Reproduce the data from the line containing "for every button, label, input, icon, or" through the line containing "- storage-per-map-title: Storage", substituting "switch" for every "toggle" and changing nothing else. Omit the pictures.

EXCERPTED RECORDS:
▬▬▬

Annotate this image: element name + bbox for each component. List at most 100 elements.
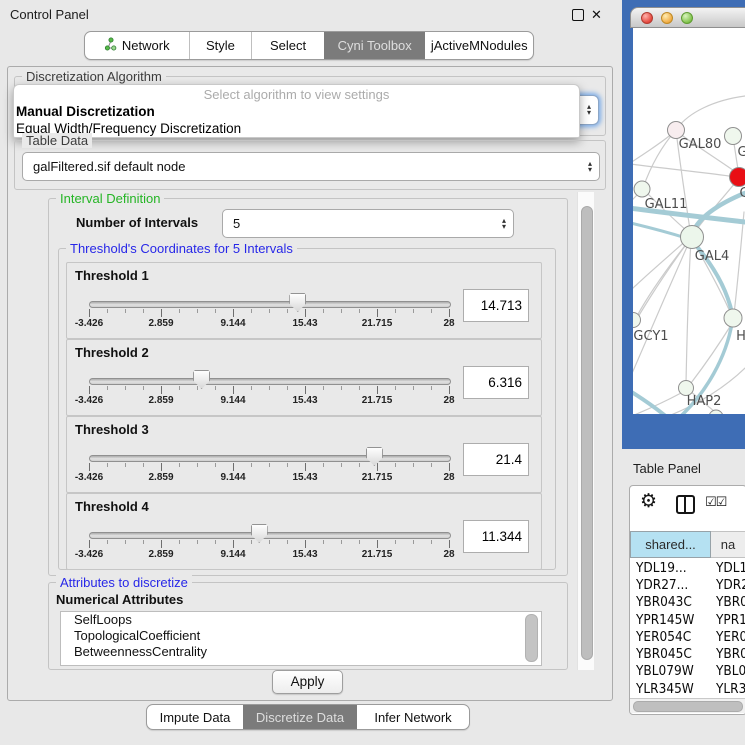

▬▬▬

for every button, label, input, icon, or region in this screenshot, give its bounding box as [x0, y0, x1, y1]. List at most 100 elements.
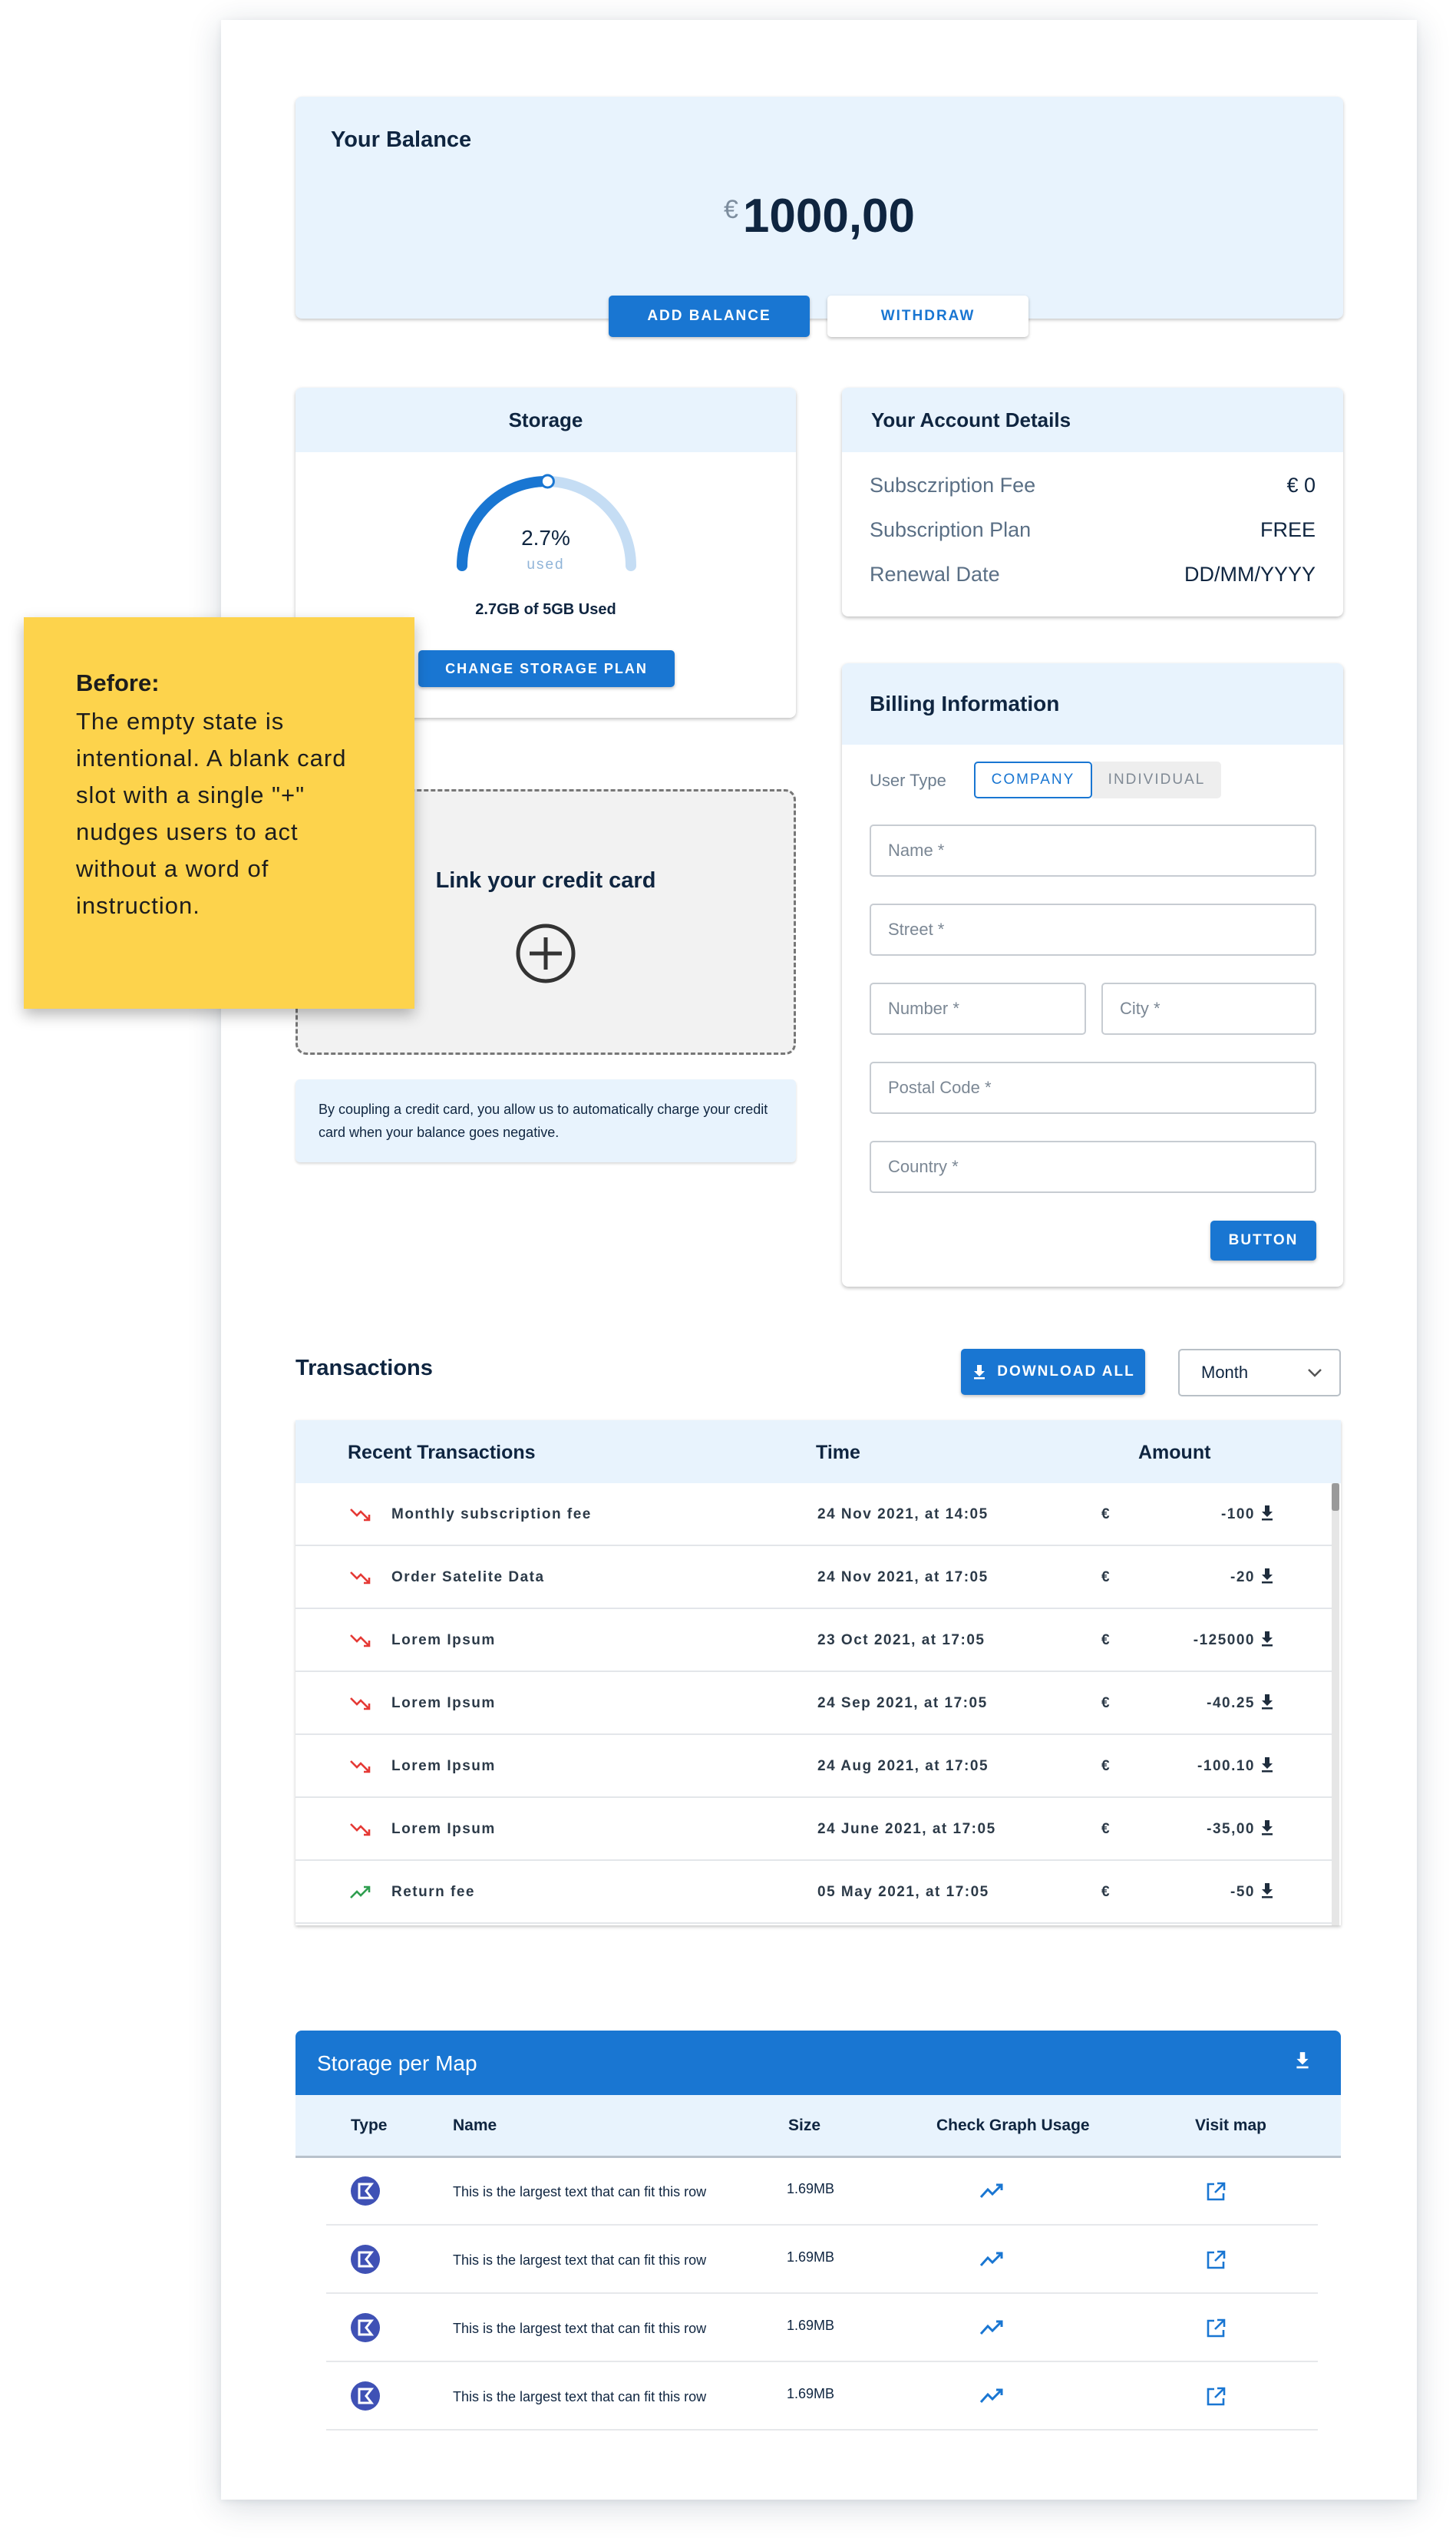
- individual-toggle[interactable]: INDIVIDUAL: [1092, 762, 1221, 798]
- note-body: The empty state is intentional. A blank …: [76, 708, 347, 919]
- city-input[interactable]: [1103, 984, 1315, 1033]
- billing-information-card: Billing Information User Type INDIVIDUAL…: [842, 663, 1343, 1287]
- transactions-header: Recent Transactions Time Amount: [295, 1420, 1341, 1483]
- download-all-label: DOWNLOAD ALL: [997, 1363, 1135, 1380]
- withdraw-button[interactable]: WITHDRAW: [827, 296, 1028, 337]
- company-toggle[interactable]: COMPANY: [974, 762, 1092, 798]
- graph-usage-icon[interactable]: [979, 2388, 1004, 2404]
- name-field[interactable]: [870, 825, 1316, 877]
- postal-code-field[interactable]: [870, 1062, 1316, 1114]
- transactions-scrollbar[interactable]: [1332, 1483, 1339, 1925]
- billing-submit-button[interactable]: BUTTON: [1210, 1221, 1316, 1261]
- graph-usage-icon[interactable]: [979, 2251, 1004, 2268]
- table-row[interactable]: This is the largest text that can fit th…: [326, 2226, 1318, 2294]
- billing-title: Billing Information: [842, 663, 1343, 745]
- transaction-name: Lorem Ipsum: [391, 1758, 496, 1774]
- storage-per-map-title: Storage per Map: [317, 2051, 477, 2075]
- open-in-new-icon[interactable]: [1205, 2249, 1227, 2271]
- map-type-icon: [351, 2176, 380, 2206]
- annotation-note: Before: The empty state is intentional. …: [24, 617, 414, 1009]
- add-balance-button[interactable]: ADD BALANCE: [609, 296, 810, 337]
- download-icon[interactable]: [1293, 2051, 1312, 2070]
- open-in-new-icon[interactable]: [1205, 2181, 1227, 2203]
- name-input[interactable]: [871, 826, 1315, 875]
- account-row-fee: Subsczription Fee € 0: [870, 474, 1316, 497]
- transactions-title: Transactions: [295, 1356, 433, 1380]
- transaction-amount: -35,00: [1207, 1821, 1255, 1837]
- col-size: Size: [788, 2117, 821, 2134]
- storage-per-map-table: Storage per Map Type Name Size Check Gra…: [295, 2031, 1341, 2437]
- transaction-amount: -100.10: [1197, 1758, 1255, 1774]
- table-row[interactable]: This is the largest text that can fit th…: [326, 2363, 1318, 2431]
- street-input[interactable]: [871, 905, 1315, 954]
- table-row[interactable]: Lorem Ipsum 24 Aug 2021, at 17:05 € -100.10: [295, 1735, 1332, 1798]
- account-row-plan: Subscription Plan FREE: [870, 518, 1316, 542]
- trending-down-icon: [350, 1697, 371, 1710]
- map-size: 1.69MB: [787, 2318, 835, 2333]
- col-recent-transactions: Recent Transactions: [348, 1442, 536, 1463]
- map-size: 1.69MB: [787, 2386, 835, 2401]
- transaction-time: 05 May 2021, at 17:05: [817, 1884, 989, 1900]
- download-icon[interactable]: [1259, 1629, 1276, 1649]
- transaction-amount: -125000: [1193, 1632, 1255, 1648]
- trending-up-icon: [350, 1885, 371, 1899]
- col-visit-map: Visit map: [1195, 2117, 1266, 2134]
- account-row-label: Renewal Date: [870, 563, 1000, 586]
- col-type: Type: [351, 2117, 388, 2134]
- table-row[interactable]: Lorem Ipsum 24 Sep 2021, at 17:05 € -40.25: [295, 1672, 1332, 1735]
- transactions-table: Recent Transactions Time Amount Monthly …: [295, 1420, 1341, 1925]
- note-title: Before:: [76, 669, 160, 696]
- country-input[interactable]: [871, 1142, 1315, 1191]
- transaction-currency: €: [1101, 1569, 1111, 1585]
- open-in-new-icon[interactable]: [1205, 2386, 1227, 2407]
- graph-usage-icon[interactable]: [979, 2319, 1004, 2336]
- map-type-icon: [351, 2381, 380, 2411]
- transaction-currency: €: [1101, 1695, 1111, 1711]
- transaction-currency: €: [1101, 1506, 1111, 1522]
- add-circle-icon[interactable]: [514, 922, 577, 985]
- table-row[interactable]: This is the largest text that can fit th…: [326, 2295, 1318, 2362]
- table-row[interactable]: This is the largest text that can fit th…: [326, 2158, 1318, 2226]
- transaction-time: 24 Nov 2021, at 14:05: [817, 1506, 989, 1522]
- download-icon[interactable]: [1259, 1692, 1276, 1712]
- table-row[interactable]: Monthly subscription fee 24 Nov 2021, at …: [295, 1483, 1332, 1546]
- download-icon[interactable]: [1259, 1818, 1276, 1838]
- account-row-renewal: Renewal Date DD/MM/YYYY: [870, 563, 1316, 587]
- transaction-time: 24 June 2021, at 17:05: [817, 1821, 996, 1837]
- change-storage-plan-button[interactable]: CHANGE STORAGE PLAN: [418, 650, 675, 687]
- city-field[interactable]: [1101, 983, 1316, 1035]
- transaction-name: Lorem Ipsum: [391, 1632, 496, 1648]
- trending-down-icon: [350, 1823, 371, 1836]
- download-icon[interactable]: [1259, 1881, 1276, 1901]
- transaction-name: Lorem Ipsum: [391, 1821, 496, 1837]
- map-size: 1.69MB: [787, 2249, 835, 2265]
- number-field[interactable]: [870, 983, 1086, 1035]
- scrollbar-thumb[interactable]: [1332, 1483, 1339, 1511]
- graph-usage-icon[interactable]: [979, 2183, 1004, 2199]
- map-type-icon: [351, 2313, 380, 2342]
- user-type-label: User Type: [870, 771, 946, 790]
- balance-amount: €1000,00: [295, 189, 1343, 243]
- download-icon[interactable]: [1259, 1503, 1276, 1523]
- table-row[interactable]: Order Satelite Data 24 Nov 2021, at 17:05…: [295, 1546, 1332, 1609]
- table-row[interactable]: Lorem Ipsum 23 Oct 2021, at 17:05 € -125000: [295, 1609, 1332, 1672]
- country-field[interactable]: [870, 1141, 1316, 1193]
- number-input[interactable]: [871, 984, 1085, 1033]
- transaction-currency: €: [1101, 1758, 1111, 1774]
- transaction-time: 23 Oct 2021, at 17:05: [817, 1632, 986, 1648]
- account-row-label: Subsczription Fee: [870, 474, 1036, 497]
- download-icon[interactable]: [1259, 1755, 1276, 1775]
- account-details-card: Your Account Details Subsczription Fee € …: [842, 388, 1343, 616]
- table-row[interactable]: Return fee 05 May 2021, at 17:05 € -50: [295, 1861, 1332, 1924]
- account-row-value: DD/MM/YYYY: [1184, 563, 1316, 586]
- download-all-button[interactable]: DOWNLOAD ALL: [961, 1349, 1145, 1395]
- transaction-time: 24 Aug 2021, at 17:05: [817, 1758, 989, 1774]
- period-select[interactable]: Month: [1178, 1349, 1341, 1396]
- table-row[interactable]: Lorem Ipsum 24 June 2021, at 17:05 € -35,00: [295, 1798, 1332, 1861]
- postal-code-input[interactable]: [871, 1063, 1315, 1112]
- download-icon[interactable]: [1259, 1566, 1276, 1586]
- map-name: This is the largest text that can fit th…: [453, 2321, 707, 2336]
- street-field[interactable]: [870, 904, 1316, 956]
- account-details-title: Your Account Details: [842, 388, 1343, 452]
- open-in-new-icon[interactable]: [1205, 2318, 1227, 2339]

▬▬▬

SOLUTION TO THE EXERCISE:
for every button, label, input, icon, or region in this screenshot, give its bounding box as [x0, y0, x1, y1]. List at most 100 elements.
- individual-switch[interactable]: INDIVIDUAL: [1092, 762, 1221, 798]
- note-body: The empty state is intentional. A blank …: [76, 708, 347, 919]
- city-input[interactable]: [1103, 984, 1315, 1033]
- billing-information-card: Billing Information User Type INDIVIDUAL…: [842, 663, 1343, 1287]
- transactions-header: Recent Transactions Time Amount: [295, 1420, 1341, 1483]
- download-all-label: DOWNLOAD ALL: [997, 1363, 1135, 1380]
- withdraw-button[interactable]: WITHDRAW: [827, 296, 1028, 337]
- company-switch[interactable]: COMPANY: [974, 762, 1092, 798]
- graph-usage-icon[interactable]: [979, 2388, 1004, 2404]
- name-field[interactable]: [870, 825, 1316, 877]
- postal-code-field[interactable]: [870, 1062, 1316, 1114]
- transactions-scrollbar[interactable]: [1332, 1483, 1339, 1925]
- billing-submit-button[interactable]: BUTTON: [1210, 1221, 1316, 1261]
- graph-usage-icon[interactable]: [979, 2251, 1004, 2268]
- table-row[interactable]: This is the largest text that can fit th…: [326, 2226, 1318, 2294]
- billing-title: Billing Information: [842, 663, 1343, 745]
- transaction-name: Lorem Ipsum: [391, 1758, 496, 1774]
- storage-per-map-title: Storage per Map: [317, 2051, 477, 2075]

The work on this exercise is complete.